• EXERCISE INSTRUCTIONS: Copy out the listing in full, exactly as written, but not its pictures.
——————————
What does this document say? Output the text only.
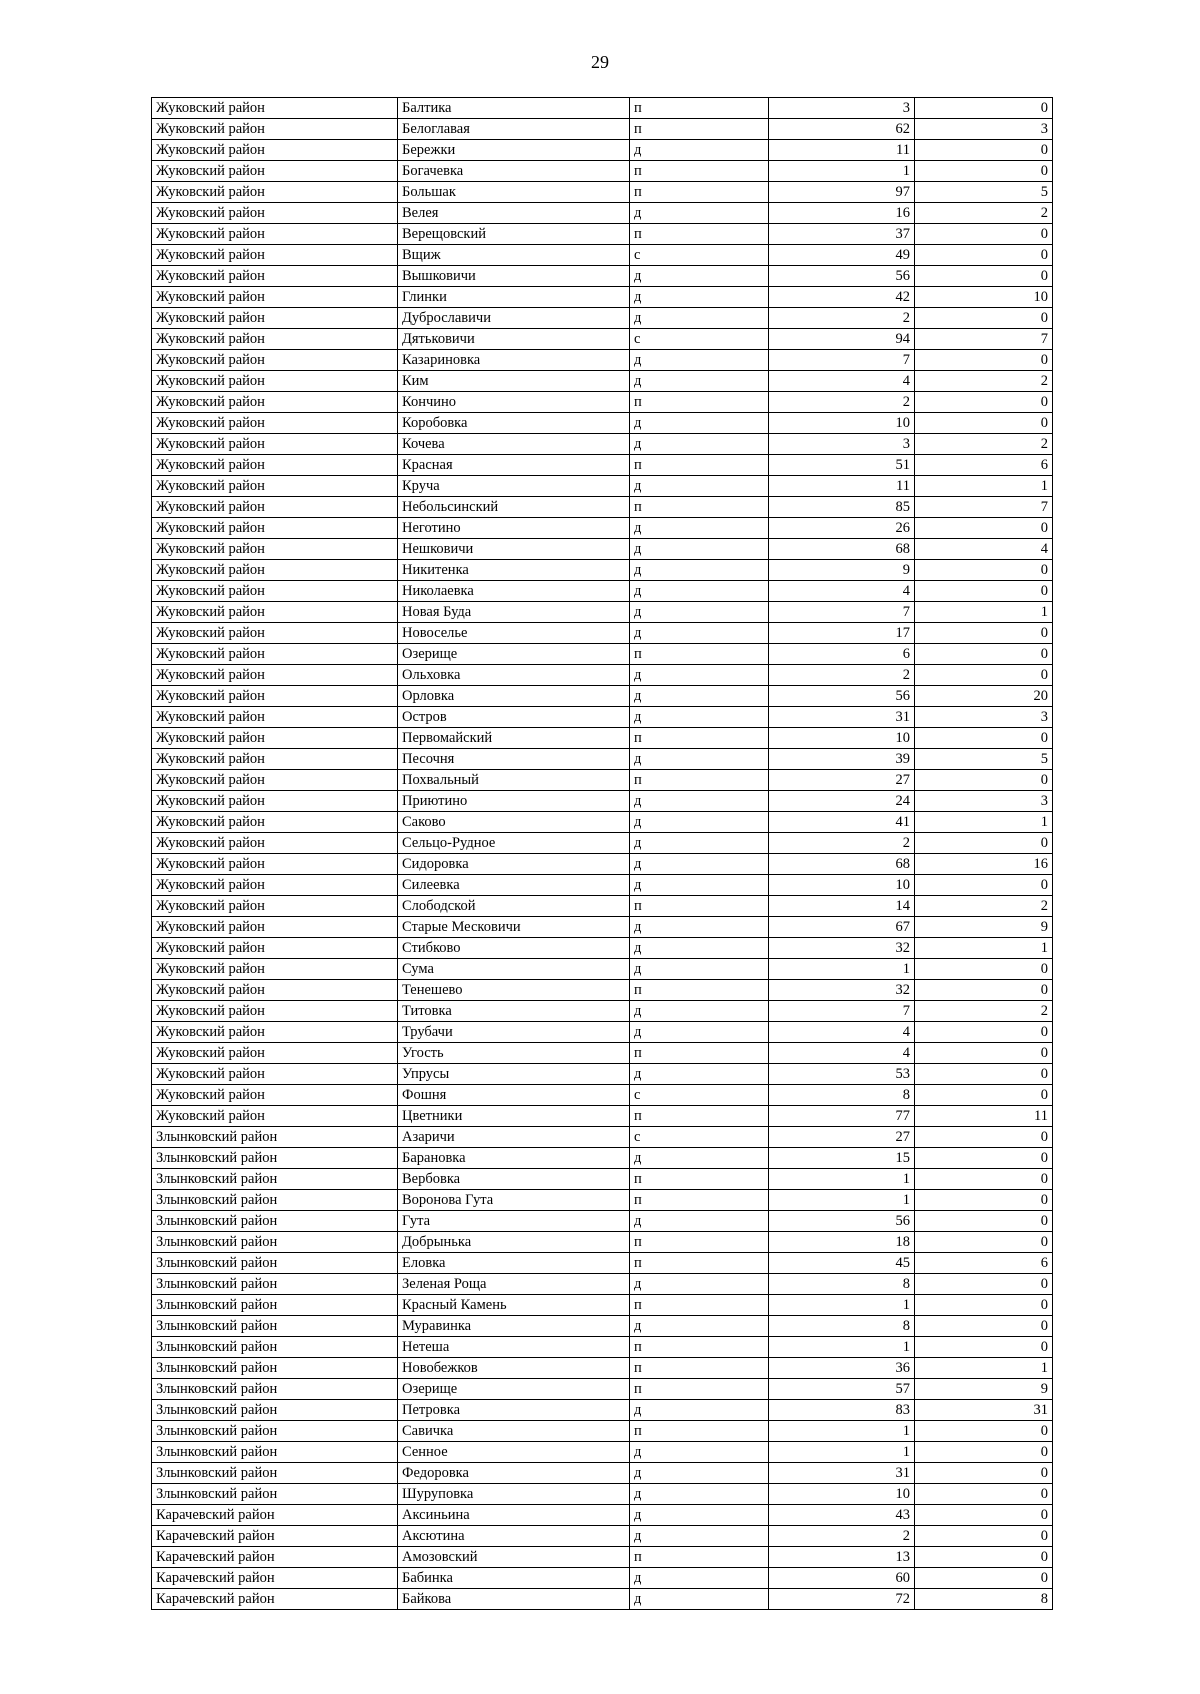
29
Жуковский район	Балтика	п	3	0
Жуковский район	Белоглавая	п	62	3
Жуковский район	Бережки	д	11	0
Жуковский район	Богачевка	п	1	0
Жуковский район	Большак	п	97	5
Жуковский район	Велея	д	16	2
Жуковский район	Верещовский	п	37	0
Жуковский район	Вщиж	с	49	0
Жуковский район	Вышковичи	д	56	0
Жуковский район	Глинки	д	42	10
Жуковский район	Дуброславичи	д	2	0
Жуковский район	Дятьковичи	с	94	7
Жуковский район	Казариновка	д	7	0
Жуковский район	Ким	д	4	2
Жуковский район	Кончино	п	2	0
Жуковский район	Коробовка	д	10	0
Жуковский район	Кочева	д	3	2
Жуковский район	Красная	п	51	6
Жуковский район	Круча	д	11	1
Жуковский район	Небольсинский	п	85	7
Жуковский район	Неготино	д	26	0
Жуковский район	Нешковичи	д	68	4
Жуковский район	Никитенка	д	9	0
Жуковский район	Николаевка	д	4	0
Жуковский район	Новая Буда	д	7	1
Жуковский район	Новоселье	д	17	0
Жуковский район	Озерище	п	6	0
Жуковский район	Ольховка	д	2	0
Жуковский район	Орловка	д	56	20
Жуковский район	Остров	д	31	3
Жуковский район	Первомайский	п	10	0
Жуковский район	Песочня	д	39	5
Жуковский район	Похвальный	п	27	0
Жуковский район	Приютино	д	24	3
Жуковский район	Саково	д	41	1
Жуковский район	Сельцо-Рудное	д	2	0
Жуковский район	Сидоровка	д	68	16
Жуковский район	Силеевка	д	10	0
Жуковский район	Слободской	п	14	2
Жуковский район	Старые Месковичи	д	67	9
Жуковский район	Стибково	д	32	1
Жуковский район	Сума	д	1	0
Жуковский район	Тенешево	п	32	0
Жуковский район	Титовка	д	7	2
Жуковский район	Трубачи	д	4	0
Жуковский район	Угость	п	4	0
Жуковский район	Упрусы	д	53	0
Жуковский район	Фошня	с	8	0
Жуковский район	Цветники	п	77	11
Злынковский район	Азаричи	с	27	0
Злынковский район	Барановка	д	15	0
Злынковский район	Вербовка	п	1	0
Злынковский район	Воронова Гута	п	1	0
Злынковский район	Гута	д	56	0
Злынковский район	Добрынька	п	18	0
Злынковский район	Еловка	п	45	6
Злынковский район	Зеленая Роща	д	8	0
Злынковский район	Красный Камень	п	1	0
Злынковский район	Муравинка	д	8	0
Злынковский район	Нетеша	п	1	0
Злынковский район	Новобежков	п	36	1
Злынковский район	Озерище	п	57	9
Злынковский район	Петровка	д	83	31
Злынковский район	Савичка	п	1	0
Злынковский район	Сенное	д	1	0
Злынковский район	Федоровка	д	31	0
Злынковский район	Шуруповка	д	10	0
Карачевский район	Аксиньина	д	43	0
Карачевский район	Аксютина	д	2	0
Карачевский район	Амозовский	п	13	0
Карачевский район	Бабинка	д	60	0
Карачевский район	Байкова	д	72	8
——————————
• CORRECT OUTPUT:
What does this document say? Output the text only.
29
Жуковский район	Балтика	п	3	0
Жуковский район	Белоглавая	п	62	3
Жуковский район	Бережки	д	11	0
Жуковский район	Богачевка	п	1	0
Жуковский район	Большак	п	97	5
Жуковский район	Велея	д	16	2
Жуковский район	Верещовский	п	37	0
Жуковский район	Вщиж	с	49	0
Жуковский район	Вышковичи	д	56	0
Жуковский район	Глинки	д	42	10
Жуковский район	Дуброславичи	д	2	0
Жуковский район	Дятьковичи	с	94	7
Жуковский район	Казариновка	д	7	0
Жуковский район	Ким	д	4	2
Жуковский район	Кончино	п	2	0
Жуковский район	Коробовка	д	10	0
Жуковский район	Кочева	д	3	2
Жуковский район	Красная	п	51	6
Жуковский район	Круча	д	11	1
Жуковский район	Небольсинский	п	85	7
Жуковский район	Неготино	д	26	0
Жуковский район	Нешковичи	д	68	4
Жуковский район	Никитенка	д	9	0
Жуковский район	Николаевка	д	4	0
Жуковский район	Новая Буда	д	7	1
Жуковский район	Новоселье	д	17	0
Жуковский район	Озерище	п	6	0
Жуковский район	Ольховка	д	2	0
Жуковский район	Орловка	д	56	20
Жуковский район	Остров	д	31	3
Жуковский район	Первомайский	п	10	0
Жуковский район	Песочня	д	39	5
Жуковский район	Похвальный	п	27	0
Жуковский район	Приютино	д	24	3
Жуковский район	Саково	д	41	1
Жуковский район	Сельцо-Рудное	д	2	0
Жуковский район	Сидоровка	д	68	16
Жуковский район	Силеевка	д	10	0
Жуковский район	Слободской	п	14	2
Жуковский район	Старые Месковичи	д	67	9
Жуковский район	Стибково	д	32	1
Жуковский район	Сума	д	1	0
Жуковский район	Тенешево	п	32	0
Жуковский район	Титовка	д	7	2
Жуковский район	Трубачи	д	4	0
Жуковский район	Угость	п	4	0
Жуковский район	Упрусы	д	53	0
Жуковский район	Фошня	с	8	0
Жуковский район	Цветники	п	77	11
Злынковский район	Азаричи	с	27	0
Злынковский район	Барановка	д	15	0
Злынковский район	Вербовка	п	1	0
Злынковский район	Воронова Гута	п	1	0
Злынковский район	Гута	д	56	0
Злынковский район	Добрынька	п	18	0
Злынковский район	Еловка	п	45	6
Злынковский район	Зеленая Роща	д	8	0
Злынковский район	Красный Камень	п	1	0
Злынковский район	Муравинка	д	8	0
Злынковский район	Нетеша	п	1	0
Злынковский район	Новобежков	п	36	1
Злынковский район	Озерище	п	57	9
Злынковский район	Петровка	д	83	31
Злынковский район	Савичка	п	1	0
Злынковский район	Сенное	д	1	0
Злынковский район	Федоровка	д	31	0
Злынковский район	Шуруповка	д	10	0
Карачевский район	Аксиньина	д	43	0
Карачевский район	Аксютина	д	2	0
Карачевский район	Амозовский	п	13	0
Карачевский район	Бабинка	д	60	0
Карачевский район	Байкова	д	72	8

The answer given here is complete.